[Stored data]
Begin
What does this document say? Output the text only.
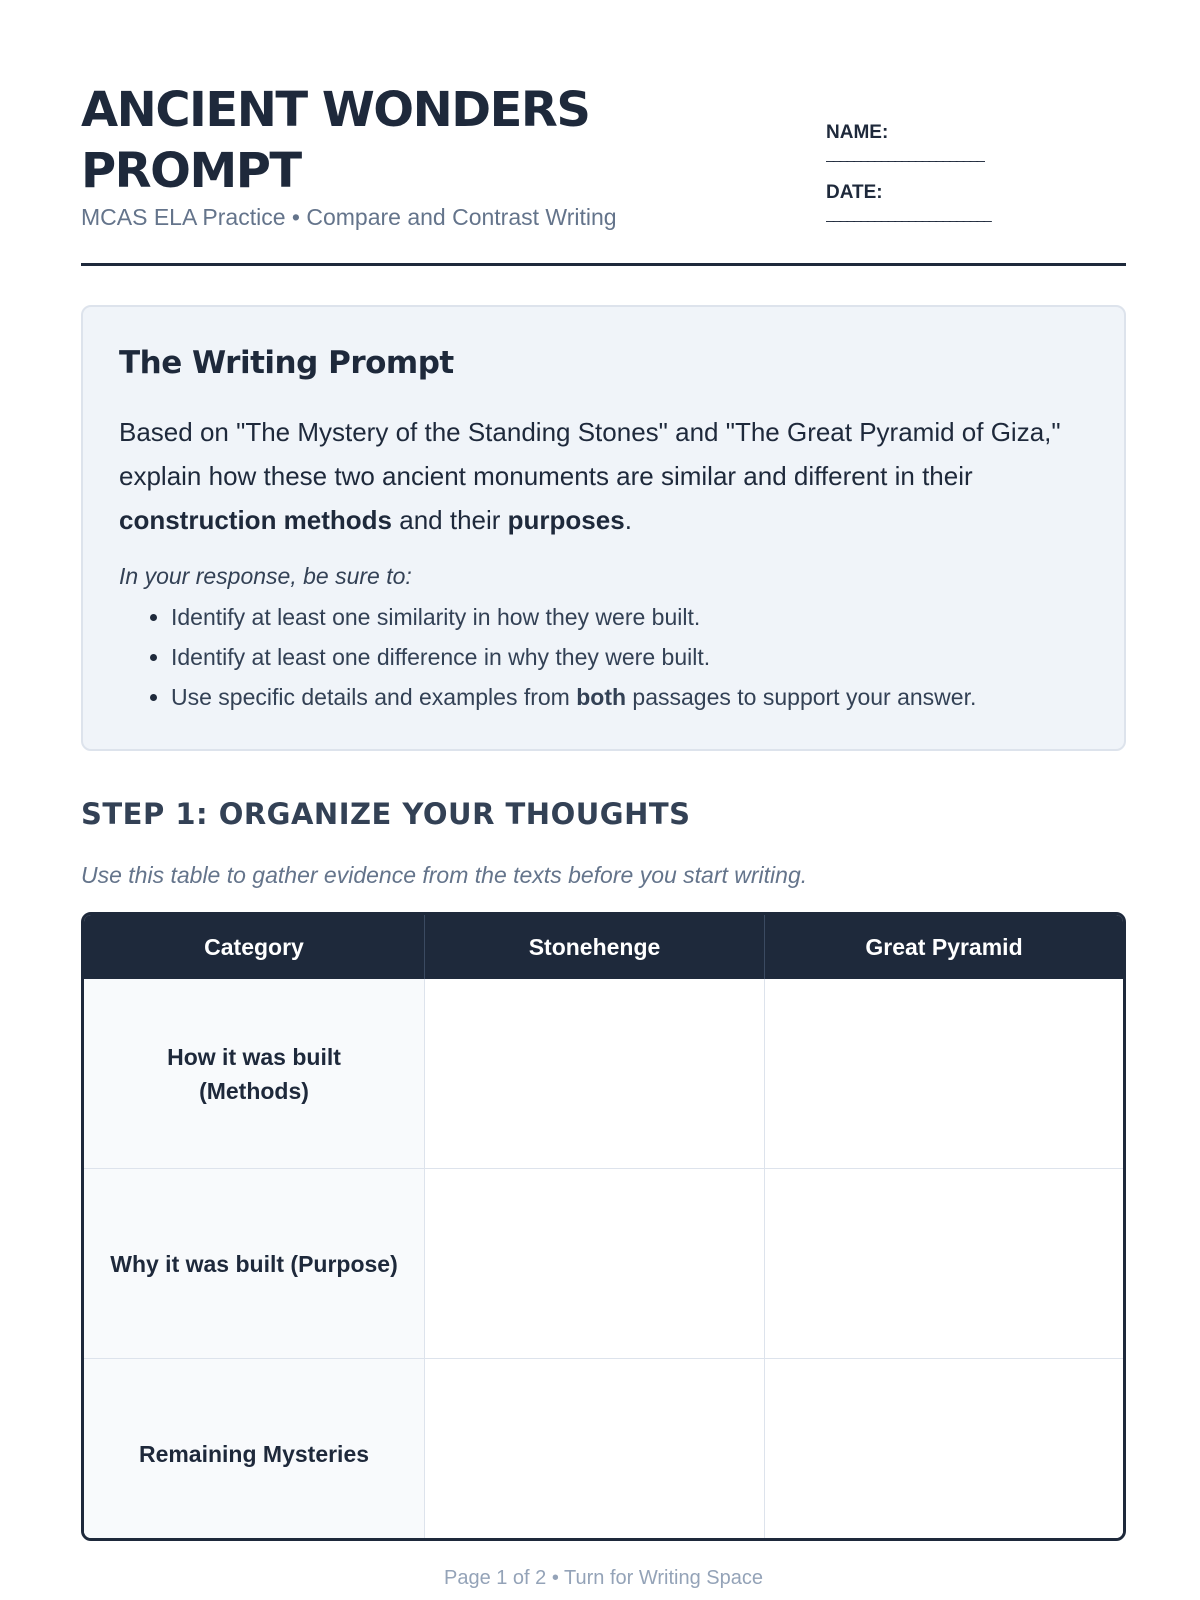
ANCIENT WONDERS
PROMPT
MCAS ELA Practice • Compare and Contrast Writing
NAME:
_______________________
DATE:
________________________
The Writing Prompt

Based on "The Mystery of the Standing Stones" and "The Great Pyramid of Giza," explain how these two ancient monuments are similar and different in their construction methods and their purposes.

In your response, be sure to:
• Identify at least one similarity in how they were built.
• Identify at least one difference in why they were built.
• Use specific details and examples from both passages to support your answer.
STEP 1: ORGANIZE YOUR THOUGHTS
Use this table to gather evidence from the texts before you start writing.
Category	Stonehenge	Great Pyramid

How it was built
(Methods)		

Why it was built (Purpose)		

Remaining Mysteries		

Page 1 of 2 • Turn for Writing Space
End
PROBLEM REQUIREMENTS — Skip the pictures and print each record exactly as it stands.

COMPLETED TASK —
What does this document say? Output the text only.
ANCIENT WONDERS
PROMPT
MCAS ELA Practice • Compare and Contrast Writing
NAME:
_______________________
DATE:
________________________
The Writing Prompt

Based on "The Mystery of the Standing Stones" and "The Great Pyramid of Giza," explain how these two ancient monuments are similar and different in their construction methods and their purposes.

In your response, be sure to:
• Identify at least one similarity in how they were built.
• Identify at least one difference in why they were built.
• Use specific details and examples from both passages to support your answer.
STEP 1: ORGANIZE YOUR THOUGHTS
Use this table to gather evidence from the texts before you start writing.
Category	Stonehenge	Great Pyramid

How it was built
(Methods)		

Why it was built (Purpose)		

Remaining Mysteries		

Page 1 of 2 • Turn for Writing Space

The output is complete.